» **WRITTEN INSTRUCTION**: From the listing below, pull out all lines with "JSON" in them.

═══ MATERIAL SHOWN ═══

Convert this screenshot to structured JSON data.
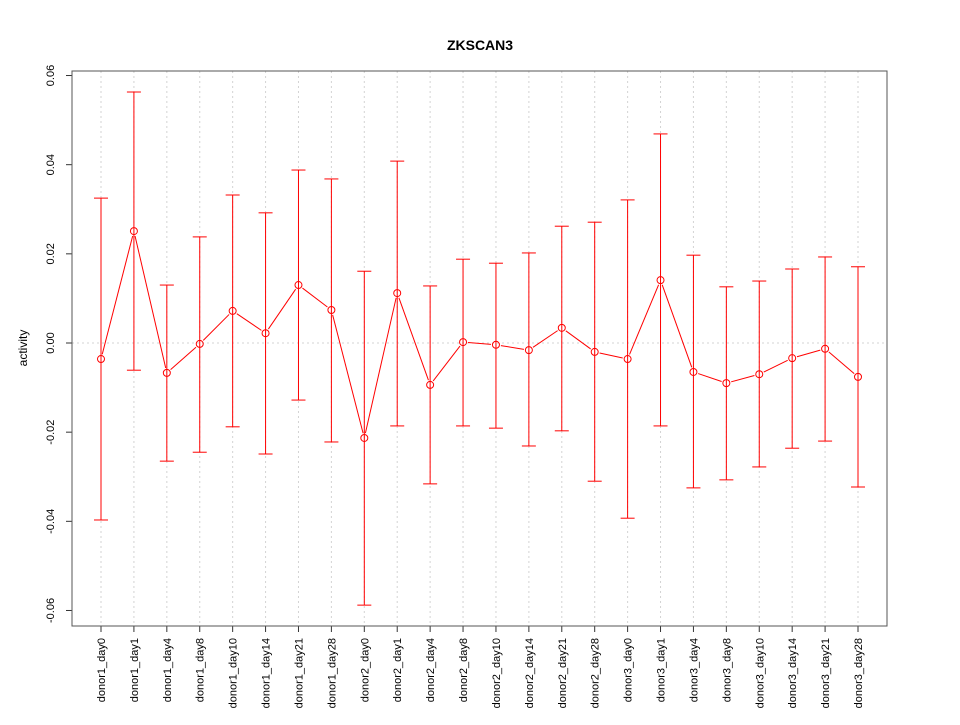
{
  "chart_data": {
    "type": "line",
    "title": "ZKSCAN3",
    "xlabel": "",
    "ylabel": "activity",
    "ylim": [
      -0.063,
      0.061
    ],
    "yticks": [
      -0.06,
      -0.04,
      -0.02,
      0.0,
      0.02,
      0.04,
      0.06
    ],
    "ytick_labels": [
      "-0.06",
      "-0.04",
      "-0.02",
      "0.00",
      "0.02",
      "0.04",
      "0.06"
    ],
    "grid": "vertical dotted at categories, horizontal dotted at 0",
    "color": "#ff0000",
    "categories": [
      "donor1_day0",
      "donor1_day1",
      "donor1_day4",
      "donor1_day8",
      "donor1_day10",
      "donor1_day14",
      "donor1_day21",
      "donor1_day28",
      "donor2_day0",
      "donor2_day1",
      "donor2_day4",
      "donor2_day8",
      "donor2_day10",
      "donor2_day14",
      "donor2_day21",
      "donor2_day28",
      "donor3_day0",
      "donor3_day1",
      "donor3_day4",
      "donor3_day8",
      "donor3_day10",
      "donor3_day14",
      "donor3_day21",
      "donor3_day28"
    ],
    "values": [
      -0.0036,
      0.0251,
      -0.0067,
      -0.0002,
      0.0072,
      0.0022,
      0.013,
      0.0074,
      -0.0213,
      0.0112,
      -0.0094,
      0.0002,
      -0.0004,
      -0.0016,
      0.0034,
      -0.002,
      -0.0036,
      0.0141,
      -0.0065,
      -0.009,
      -0.007,
      -0.0034,
      -0.0013,
      -0.0076
    ],
    "upper": [
      0.0325,
      0.0563,
      0.013,
      0.0238,
      0.0332,
      0.0292,
      0.0388,
      0.0368,
      0.0161,
      0.0408,
      0.0128,
      0.0188,
      0.0179,
      0.0202,
      0.0262,
      0.0271,
      0.0321,
      0.0469,
      0.0197,
      0.0126,
      0.0139,
      0.0166,
      0.0193,
      0.0171
    ],
    "lower": [
      -0.0397,
      -0.0061,
      -0.0265,
      -0.0245,
      -0.0188,
      -0.0249,
      -0.0128,
      -0.0222,
      -0.0588,
      -0.0186,
      -0.0316,
      -0.0186,
      -0.0191,
      -0.0231,
      -0.0197,
      -0.031,
      -0.0393,
      -0.0186,
      -0.0325,
      -0.0307,
      -0.0278,
      -0.0236,
      -0.022,
      -0.0323
    ]
  }
}
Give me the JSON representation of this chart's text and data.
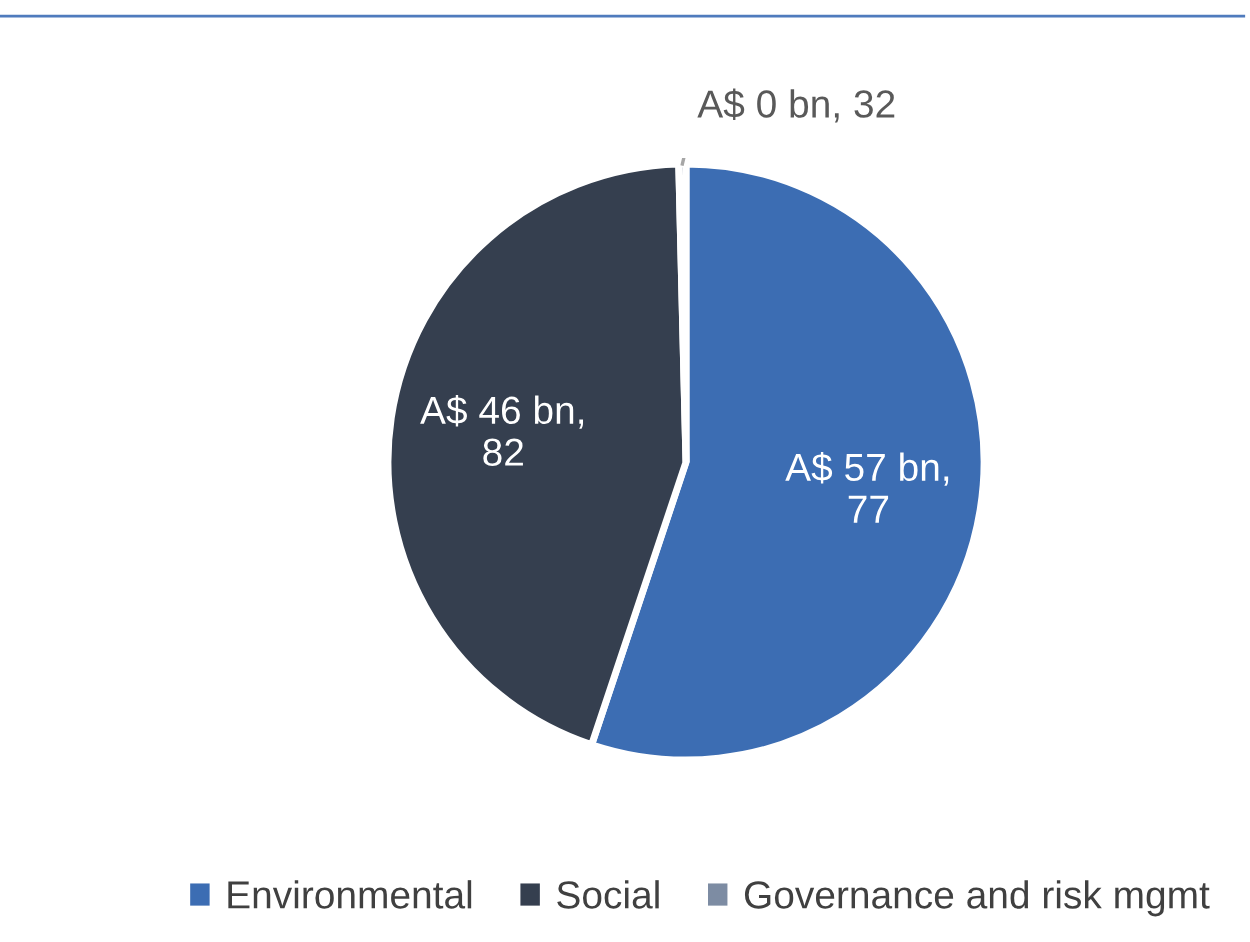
{
  "chart_data": {
    "type": "pie",
    "categories": [
      "Environmental",
      "Social",
      "Governance and risk mgmt"
    ],
    "values": [
      57,
      46,
      0.4
    ],
    "value_labels": [
      "A$ 57 bn,\n77",
      "A$ 46 bn,\n82",
      "A$ 0 bn, 32"
    ],
    "colors": [
      "#3c6db3",
      "#353f4f",
      "#7d8ca3"
    ],
    "legend": "bottom"
  }
}
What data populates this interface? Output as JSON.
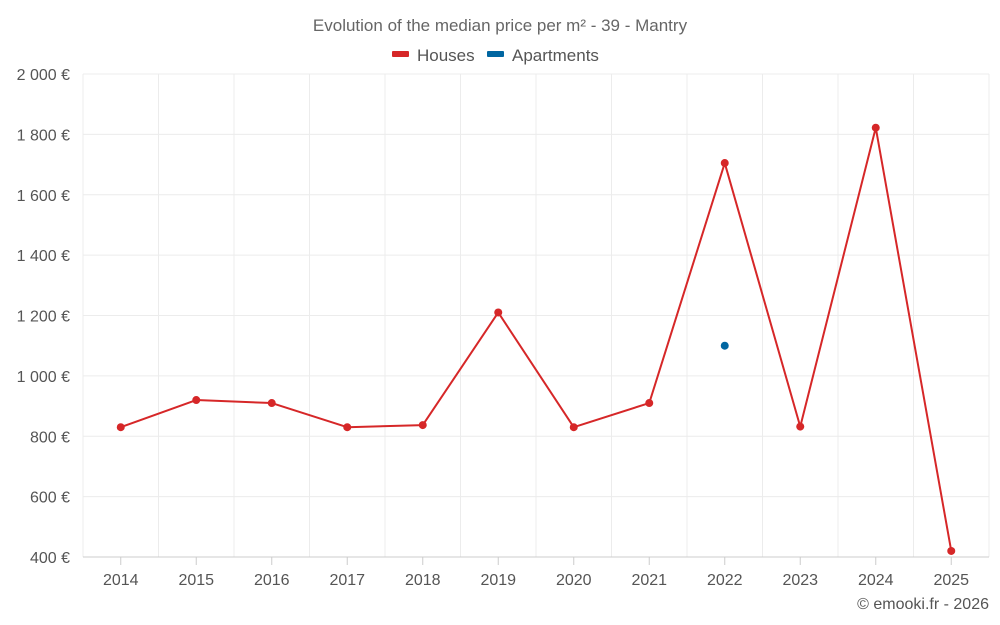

═══

» **RESPONSE TO THIS EXERCISE**:
Convert this screenshot to structured JSON data.
Give me the JSON representation of this chart's text and data.
What data populates this interface? Output as JSON.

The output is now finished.